_Problem description_:
Output the records exactly as they appear, with no pictures included.

_Dataset entries_:
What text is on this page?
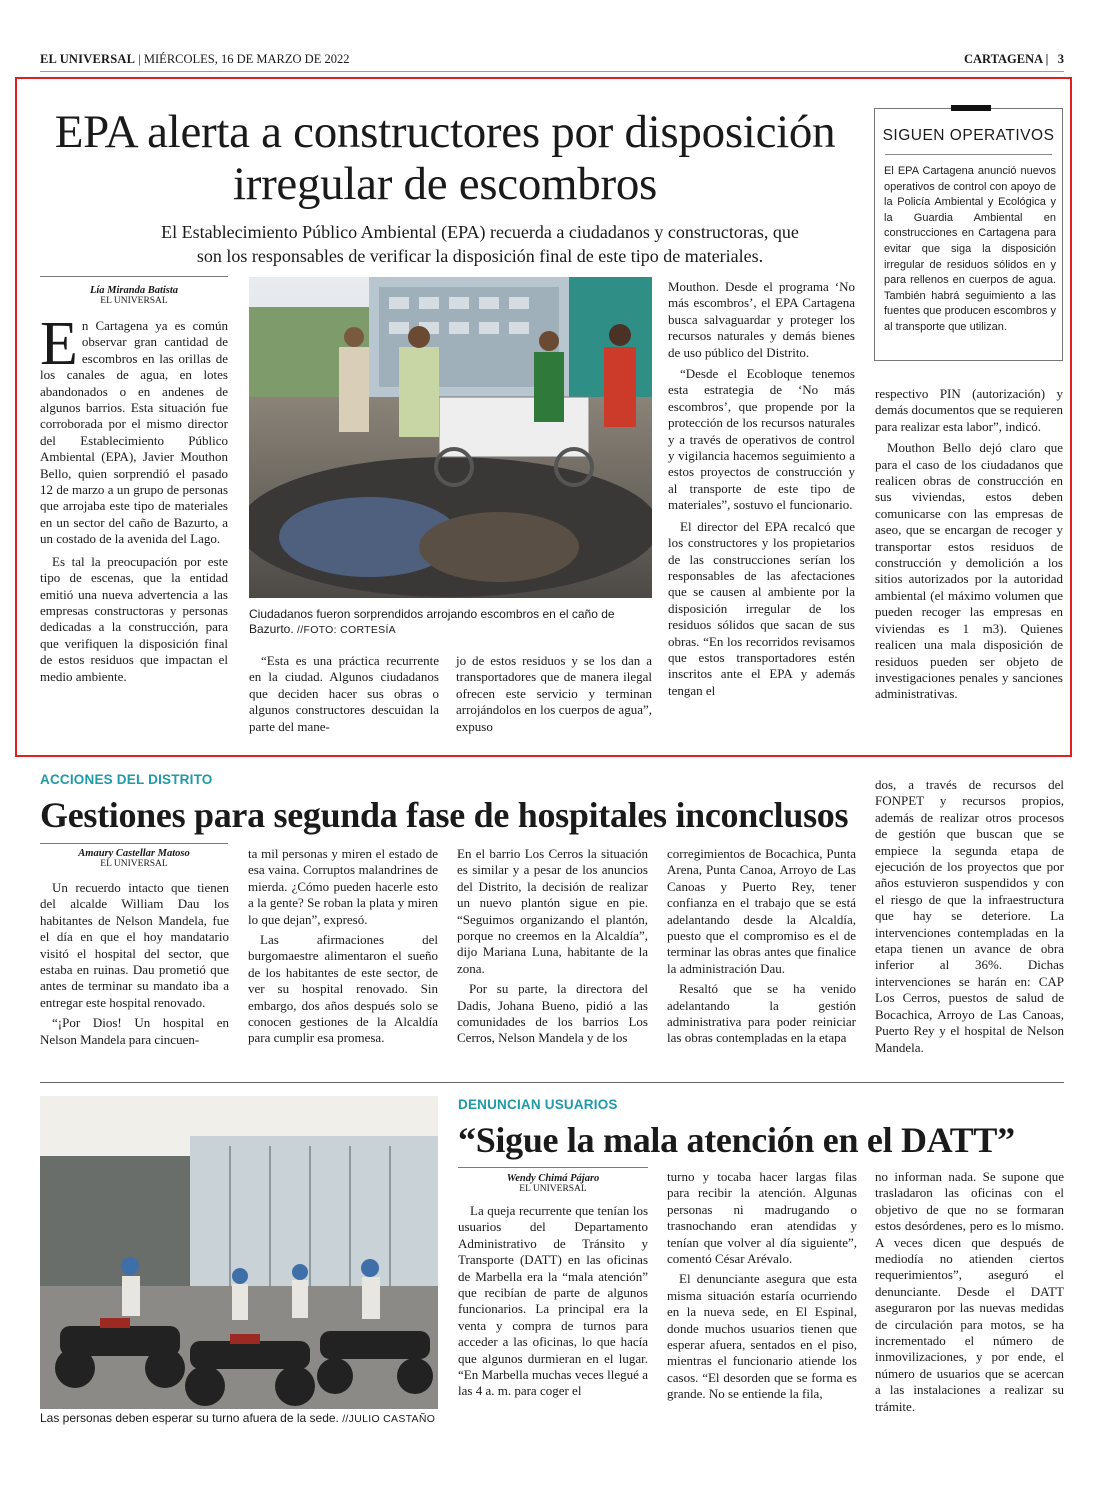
EL UNIVERSAL | MIÉRCOLES, 16 DE MARZO DE 2022	CARTAGENA |   3
EPA alerta a constructores por disposición irregular de escombros
El Establecimiento Público Ambiental (EPA) recuerda a ciudadanos y constructoras, que son los responsables de verificar la disposición final de este tipo de materiales.
Lía Miranda Batista
EL UNIVERSAL

En Cartagena ya es común observar gran cantidad de escombros en las orillas de los canales de agua, en lotes abandonados o en andenes de algunos barrios. Esta situación fue corroborada por el mismo director del Establecimiento Público Ambiental (EPA), Javier Mouthon Bello, quien sorprendió el pasado 12 de marzo a un grupo de personas que arrojaba este tipo de materiales en un sector del caño de Bazurto, a un costado de la avenida del Lago.

Es tal la preocupación por este tipo de escenas, que la entidad emitió una nueva advertencia a las empresas constructoras y personas dedicadas a la construcción, para que verifiquen la disposición final de estos residuos que impactan el medio ambiente.

Ciudadanos fueron sorprendidos arrojando escombros en el caño de Bazurto. //FOTO: CORTESÍA

“Esta es una práctica recurrente en la ciudad. Algunos ciudadanos que deciden hacer sus obras o algunos constructores descuidan la parte del mane-

jo de estos residuos y se los dan a transportadores que de manera ilegal ofrecen este servicio y terminan arrojándolos en los cuerpos de agua”, expuso

Mouthon. Desde el programa ‘No más escombros’, el EPA Cartagena busca salvaguardar y proteger los recursos naturales y demás bienes de uso público del Distrito.

“Desde el Ecobloque tenemos esta estrategia de ‘No más escombros’, que propende por la protección de los recursos naturales y a través de operativos de control y vigilancia hacemos seguimiento a estos proyectos de construcción y al transporte de este tipo de materiales”, sostuvo el funcionario.

El director del EPA recalcó que los constructores y los propietarios de las construcciones serían los responsables de las afectaciones que se causen al ambiente por la disposición irregular de los residuos sólidos que sacan de sus obras. “En los recorridos revisamos que estos transportadores estén inscritos ante el EPA y además tengan el

SIGUEN OPERATIVOS
El EPA Cartagena anunció nuevos operativos de control con apoyo de la Policía Ambiental y Ecológica y la Guardia Ambiental en construcciones en Cartagena para evitar que siga la disposición irregular de residuos sólidos en y para rellenos en cuerpos de agua. También habrá seguimiento a las fuentes que producen escombros y al transporte que utilizan.

respectivo PIN (autorización) y demás documentos que se requieren para realizar esta labor”, indicó.

Mouthon Bello dejó claro que para el caso de los ciudadanos que realicen obras de construcción en sus viviendas, estos deben comunicarse con las empresas de aseo, que se encargan de recoger y transportar estos residuos de construcción y demolición a los sitios autorizados por la autoridad ambiental (el máximo volumen que pueden recoger las empresas en viviendas es 1 m3). Quienes realicen una mala disposición de residuos pueden ser objeto de investigaciones penales y sanciones administrativas.

ACCIONES DEL DISTRITO
Gestiones para segunda fase de hospitales inconclusos
Amaury Castellar Matoso
EL UNIVERSAL

Un recuerdo intacto que tienen del alcalde William Dau los habitantes de Nelson Mandela, fue el día en que el hoy mandatario visitó el hospital del sector, que estaba en ruinas. Dau prometió que antes de terminar su mandato iba a entregar este hospital renovado.

“¡Por Dios! Un hospital en Nelson Mandela para cincuen-

ta mil personas y miren el estado de esa vaina. Corruptos malandrines de mierda. ¿Cómo pueden hacerle esto a la gente? Se roban la plata y miren lo que dejan”, expresó.

Las afirmaciones del burgomaestre alimentaron el sueño de los habitantes de este sector, de ver su hospital renovado. Sin embargo, dos años después solo se conocen gestiones de la Alcaldía para cumplir esa promesa.

En el barrio Los Cerros la situación es similar y a pesar de los anuncios del Distrito, la decisión de realizar un nuevo plantón sigue en pie. “Seguimos organizando el plantón, porque no creemos en la Alcaldía”, dijo Mariana Luna, habitante de la zona.

Por su parte, la directora del Dadis, Johana Bueno, pidió a las comunidades de los barrios Los Cerros, Nelson Mandela y de los

corregimientos de Bocachica, Punta Arena, Punta Canoa, Arroyo de Las Canoas y Puerto Rey, tener confianza en el trabajo que se está adelantando desde la Alcaldía, puesto que el compromiso es el de terminar las obras antes que finalice la administración Dau.

Resaltó que se ha venido adelantando la gestión administrativa para poder reiniciar las obras contempladas en la etapa

dos, a través de recursos del FONPET y recursos propios, además de realizar otros procesos de gestión que buscan que se empiece la segunda etapa de ejecución de los proyectos que por años estuvieron suspendidos y con el riesgo de que la infraestructura que hay se deteriore. La intervenciones contempladas en la etapa tienen un avance de obra inferior al 36%. Dichas intervenciones se harán en: CAP Los Cerros, puestos de salud de Bocachica, Arroyo de Las Canoas, Puerto Rey y el hospital de Nelson Mandela.

Las personas deben esperar su turno afuera de la sede. //JULIO CASTAÑO
DENUNCIAN USUARIOS
“Sigue la mala atención en el DATT”
Wendy Chimá Pájaro
EL UNIVERSAL

La queja recurrente que tenían los usuarios del Departamento Administrativo de Tránsito y Transporte (DATT) en las oficinas de Marbella era la “mala atención” que recibían de parte de algunos funcionarios. La principal era la venta y compra de turnos para acceder a las oficinas, lo que hacía que algunos durmieran en el lugar. “En Marbella muchas veces llegué a las 4 a. m. para coger el

turno y tocaba hacer largas filas para recibir la atención. Algunas personas ni madrugando o trasnochando eran atendidas y tenían que volver al día siguiente”, comentó César Arévalo.

El denunciante asegura que esta misma situación estaría ocurriendo en la nueva sede, en El Espinal, donde muchos usuarios tienen que esperar afuera, sentados en el piso, mientras el funcionario atiende los casos. “El desorden que se forma es grande. No se entiende la fila,

no informan nada. Se supone que trasladaron las oficinas con el objetivo de que no se formaran estos desórdenes, pero es lo mismo. A veces dicen que después de mediodía no atienden ciertos requerimientos”, aseguró el denunciante. Desde el DATT aseguraron por las nuevas medidas de circulación para motos, se ha incrementado el número de inmovilizaciones, y por ende, el número de usuarios que se acercan a las instalaciones a realizar su trámite.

_Written solution_:
What text is on this page?
EL UNIVERSAL | MIÉRCOLES, 16 DE MARZO DE 2022	CARTAGENA |   3
EPA alerta a constructores por disposición irregular de escombros
El Establecimiento Público Ambiental (EPA) recuerda a ciudadanos y constructoras, que son los responsables de verificar la disposición final de este tipo de materiales.
Lía Miranda Batista
EL UNIVERSAL

En Cartagena ya es común observar gran cantidad de escombros en las orillas de los canales de agua, en lotes abandonados o en andenes de algunos barrios. Esta situación fue corroborada por el mismo director del Establecimiento Público Ambiental (EPA), Javier Mouthon Bello, quien sorprendió el pasado 12 de marzo a un grupo de personas que arrojaba este tipo de materiales en un sector del caño de Bazurto, a un costado de la avenida del Lago.

Es tal la preocupación por este tipo de escenas, que la entidad emitió una nueva advertencia a las empresas constructoras y personas dedicadas a la construcción, para que verifiquen la disposición final de estos residuos que impactan el medio ambiente.

Ciudadanos fueron sorprendidos arrojando escombros en el caño de Bazurto. //FOTO: CORTESÍA

“Esta es una práctica recurrente en la ciudad. Algunos ciudadanos que deciden hacer sus obras o algunos constructores descuidan la parte del mane-

jo de estos residuos y se los dan a transportadores que de manera ilegal ofrecen este servicio y terminan arrojándolos en los cuerpos de agua”, expuso

Mouthon. Desde el programa ‘No más escombros’, el EPA Cartagena busca salvaguardar y proteger los recursos naturales y demás bienes de uso público del Distrito.

“Desde el Ecobloque tenemos esta estrategia de ‘No más escombros’, que propende por la protección de los recursos naturales y a través de operativos de control y vigilancia hacemos seguimiento a estos proyectos de construcción y al transporte de este tipo de materiales”, sostuvo el funcionario.

El director del EPA recalcó que los constructores y los propietarios de las construcciones serían los responsables de las afectaciones que se causen al ambiente por la disposición irregular de los residuos sólidos que sacan de sus obras. “En los recorridos revisamos que estos transportadores estén inscritos ante el EPA y además tengan el

SIGUEN OPERATIVOS
El EPA Cartagena anunció nuevos operativos de control con apoyo de la Policía Ambiental y Ecológica y la Guardia Ambiental en construcciones en Cartagena para evitar que siga la disposición irregular de residuos sólidos en y para rellenos en cuerpos de agua. También habrá seguimiento a las fuentes que producen escombros y al transporte que utilizan.

respectivo PIN (autorización) y demás documentos que se requieren para realizar esta labor”, indicó.

Mouthon Bello dejó claro que para el caso de los ciudadanos que realicen obras de construcción en sus viviendas, estos deben comunicarse con las empresas de aseo, que se encargan de recoger y transportar estos residuos de construcción y demolición a los sitios autorizados por la autoridad ambiental (el máximo volumen que pueden recoger las empresas en viviendas es 1 m3). Quienes realicen una mala disposición de residuos pueden ser objeto de investigaciones penales y sanciones administrativas.

ACCIONES DEL DISTRITO
Gestiones para segunda fase de hospitales inconclusos
Amaury Castellar Matoso
EL UNIVERSAL

Un recuerdo intacto que tienen del alcalde William Dau los habitantes de Nelson Mandela, fue el día en que el hoy mandatario visitó el hospital del sector, que estaba en ruinas. Dau prometió que antes de terminar su mandato iba a entregar este hospital renovado.

“¡Por Dios! Un hospital en Nelson Mandela para cincuen-

ta mil personas y miren el estado de esa vaina. Corruptos malandrines de mierda. ¿Cómo pueden hacerle esto a la gente? Se roban la plata y miren lo que dejan”, expresó.

Las afirmaciones del burgomaestre alimentaron el sueño de los habitantes de este sector, de ver su hospital renovado. Sin embargo, dos años después solo se conocen gestiones de la Alcaldía para cumplir esa promesa.

En el barrio Los Cerros la situación es similar y a pesar de los anuncios del Distrito, la decisión de realizar un nuevo plantón sigue en pie. “Seguimos organizando el plantón, porque no creemos en la Alcaldía”, dijo Mariana Luna, habitante de la zona.

Por su parte, la directora del Dadis, Johana Bueno, pidió a las comunidades de los barrios Los Cerros, Nelson Mandela y de los

corregimientos de Bocachica, Punta Arena, Punta Canoa, Arroyo de Las Canoas y Puerto Rey, tener confianza en el trabajo que se está adelantando desde la Alcaldía, puesto que el compromiso es el de terminar las obras antes que finalice la administración Dau.

Resaltó que se ha venido adelantando la gestión administrativa para poder reiniciar las obras contempladas en la etapa

dos, a través de recursos del FONPET y recursos propios, además de realizar otros procesos de gestión que buscan que se empiece la segunda etapa de ejecución de los proyectos que por años estuvieron suspendidos y con el riesgo de que la infraestructura que hay se deteriore. La intervenciones contempladas en la etapa tienen un avance de obra inferior al 36%. Dichas intervenciones se harán en: CAP Los Cerros, puestos de salud de Bocachica, Arroyo de Las Canoas, Puerto Rey y el hospital de Nelson Mandela.

Las personas deben esperar su turno afuera de la sede. //JULIO CASTAÑO
DENUNCIAN USUARIOS
“Sigue la mala atención en el DATT”
Wendy Chimá Pájaro
EL UNIVERSAL

La queja recurrente que tenían los usuarios del Departamento Administrativo de Tránsito y Transporte (DATT) en las oficinas de Marbella era la “mala atención” que recibían de parte de algunos funcionarios. La principal era la venta y compra de turnos para acceder a las oficinas, lo que hacía que algunos durmieran en el lugar. “En Marbella muchas veces llegué a las 4 a. m. para coger el

turno y tocaba hacer largas filas para recibir la atención. Algunas personas ni madrugando o trasnochando eran atendidas y tenían que volver al día siguiente”, comentó César Arévalo.

El denunciante asegura que esta misma situación estaría ocurriendo en la nueva sede, en El Espinal, donde muchos usuarios tienen que esperar afuera, sentados en el piso, mientras el funcionario atiende los casos. “El desorden que se forma es grande. No se entiende la fila,

no informan nada. Se supone que trasladaron las oficinas con el objetivo de que no se formaran estos desórdenes, pero es lo mismo. A veces dicen que después de mediodía no atienden ciertos requerimientos”, aseguró el denunciante. Desde el DATT aseguraron por las nuevas medidas de circulación para motos, se ha incrementado el número de inmovilizaciones, y por ende, el número de usuarios que se acercan a las instalaciones a realizar su trámite.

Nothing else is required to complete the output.